**Requirements:** Print the lines of the items again without changes, from the line with "text-cursor (55, 212, 66, 217)" through the line with "minimize-button[interactable] (817, 19, 844, 39)", including both.

+-------+

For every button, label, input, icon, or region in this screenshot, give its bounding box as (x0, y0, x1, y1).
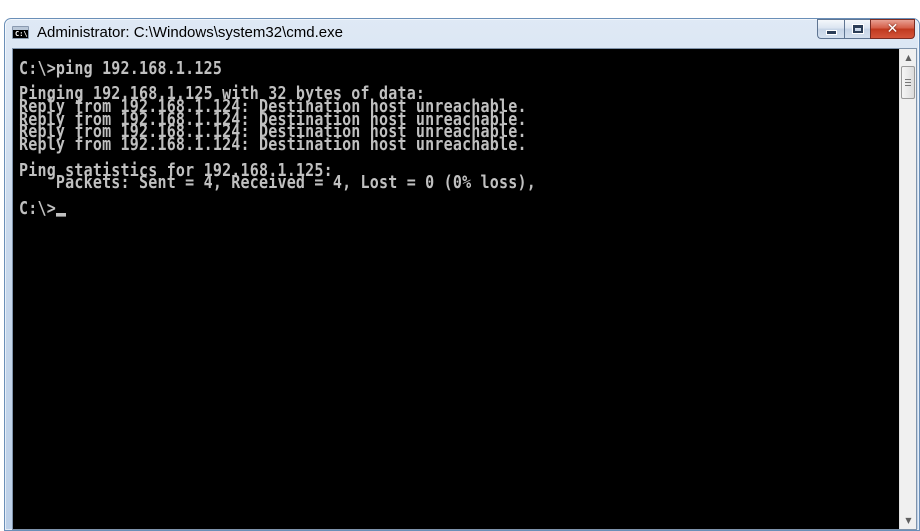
text-cursor (55, 212, 66, 217)
maximize-button[interactable] (844, 19, 870, 39)
console-line: Reply from 192.168.1.124: Destination ho… (19, 133, 527, 156)
scroll-up-button[interactable]: ▲ (900, 49, 917, 66)
console-line: Packets: Sent = 4, Received = 4, Lost = … (19, 171, 536, 194)
close-button[interactable]: ✕ (870, 19, 915, 39)
scroll-down-icon: ▼ (905, 516, 912, 525)
minimize-button[interactable] (817, 19, 844, 39)
maximize-icon (852, 25, 863, 33)
title-bar[interactable]: C:\ Administrator: C:\Windows\system32\c… (5, 19, 919, 49)
cmd-icon-label: C:\ (15, 30, 28, 38)
console-prompt-line[interactable]: C:\> (19, 199, 899, 217)
console-frame: C:\>ping 192.168.1.125 Pinging 192.168.1.… (12, 48, 917, 530)
window-controls: ✕ (817, 19, 915, 39)
vertical-scrollbar[interactable]: ▲ ▼ (899, 49, 916, 529)
minimize-icon (826, 31, 836, 34)
close-icon: ✕ (886, 21, 899, 37)
cmd-window: C:\ Administrator: C:\Windows\system32\c… (4, 18, 920, 531)
scroll-thumb[interactable] (901, 66, 915, 99)
grip-icon (905, 79, 911, 86)
window-title: Administrator: C:\Windows\system32\cmd.e… (37, 24, 343, 41)
console-line: C:\>ping 192.168.1.125 (19, 57, 223, 79)
cmd-icon[interactable]: C:\ (12, 26, 29, 39)
scroll-down-button[interactable]: ▼ (900, 512, 917, 529)
scroll-up-icon: ▲ (905, 53, 912, 62)
console-output[interactable]: C:\>ping 192.168.1.125 Pinging 192.168.1.… (13, 49, 899, 529)
console-prompt: C:\> (19, 196, 56, 219)
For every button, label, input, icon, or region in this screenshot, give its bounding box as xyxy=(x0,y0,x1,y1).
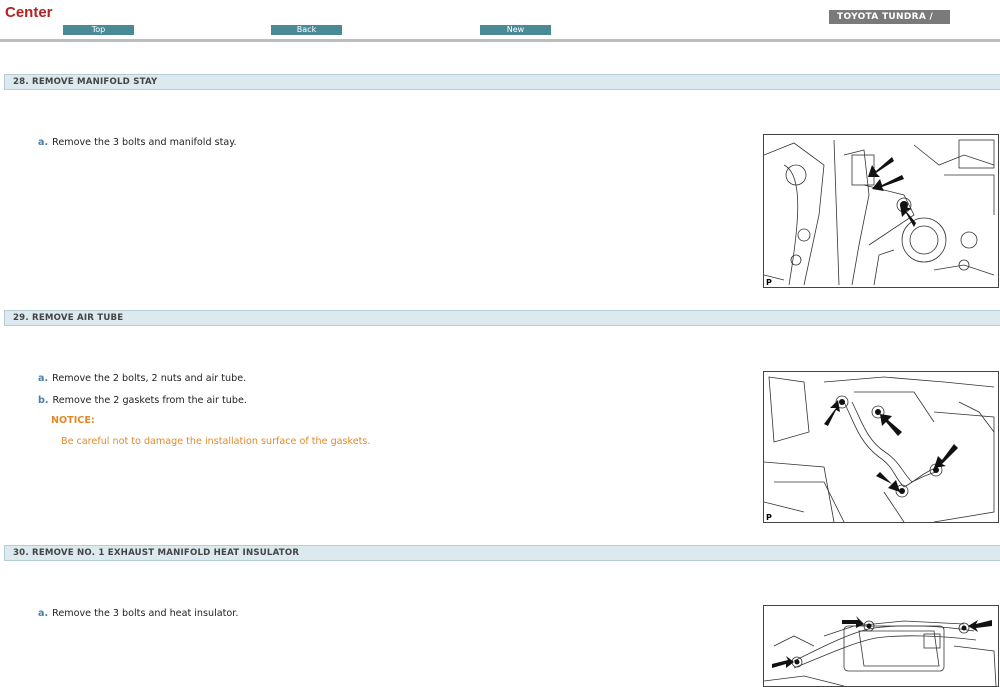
step-letter: a. xyxy=(38,137,49,148)
step-text: Remove the 3 bolts and heat insulator. xyxy=(52,608,239,619)
step-text: Remove the 3 bolts and manifold stay. xyxy=(52,137,237,148)
section-heading-29: 29. REMOVE AIR TUBE xyxy=(4,310,1000,326)
heat-insulator-drawing xyxy=(764,616,997,686)
back-button[interactable]: Back xyxy=(271,25,342,35)
step-item: a. Remove the 3 bolts and heat insulator. xyxy=(38,608,238,619)
manifold-stay-illustration: P xyxy=(763,134,999,288)
vehicle-label: TOYOTA TUNDRA / xyxy=(829,10,950,24)
header-divider xyxy=(0,39,1000,42)
step-letter: b. xyxy=(38,395,49,406)
page-header: Center Top Back New TOYOTA TUNDRA / xyxy=(0,0,1000,44)
heat-insulator-illustration xyxy=(763,605,999,687)
step-text: Remove the 2 gaskets from the air tube. xyxy=(52,395,247,406)
step-item: a. Remove the 3 bolts and manifold stay. xyxy=(38,137,237,148)
air-tube-illustration: P xyxy=(763,371,999,523)
step-letter: a. xyxy=(38,608,49,619)
new-button[interactable]: New xyxy=(480,25,551,35)
top-button[interactable]: Top xyxy=(63,25,134,35)
figure-label: P xyxy=(766,278,772,287)
brand-title: Center xyxy=(5,4,53,21)
notice-heading: NOTICE: xyxy=(51,415,95,426)
step-text: Remove the 2 bolts, 2 nuts and air tube. xyxy=(52,373,247,384)
notice-text: Be careful not to damage the installatio… xyxy=(61,436,371,447)
manifold-stay-drawing xyxy=(764,139,995,286)
step-item: b. Remove the 2 gaskets from the air tube… xyxy=(38,395,247,406)
section-heading-28: 28. REMOVE MANIFOLD STAY xyxy=(4,74,1000,90)
section-heading-30: 30. REMOVE NO. 1 EXHAUST MANIFOLD HEAT I… xyxy=(4,545,1000,561)
air-tube-drawing xyxy=(764,376,995,522)
step-item: a. Remove the 2 bolts, 2 nuts and air tub… xyxy=(38,373,246,384)
step-letter: a. xyxy=(38,373,49,384)
figure-label: P xyxy=(766,513,772,522)
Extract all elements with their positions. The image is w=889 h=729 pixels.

+-------+

**Full solution:**
text-cursor (55, 212, 66, 217)
maximize-button[interactable] (844, 19, 870, 39)
console-line: Reply from 192.168.1.124: Destination ho… (19, 133, 527, 156)
scroll-up-button[interactable]: ▲ (900, 49, 917, 66)
console-line: Packets: Sent = 4, Received = 4, Lost = … (19, 171, 536, 194)
close-button[interactable]: ✕ (870, 19, 915, 39)
scroll-down-icon: ▼ (905, 516, 912, 525)
minimize-button[interactable] (817, 19, 844, 39)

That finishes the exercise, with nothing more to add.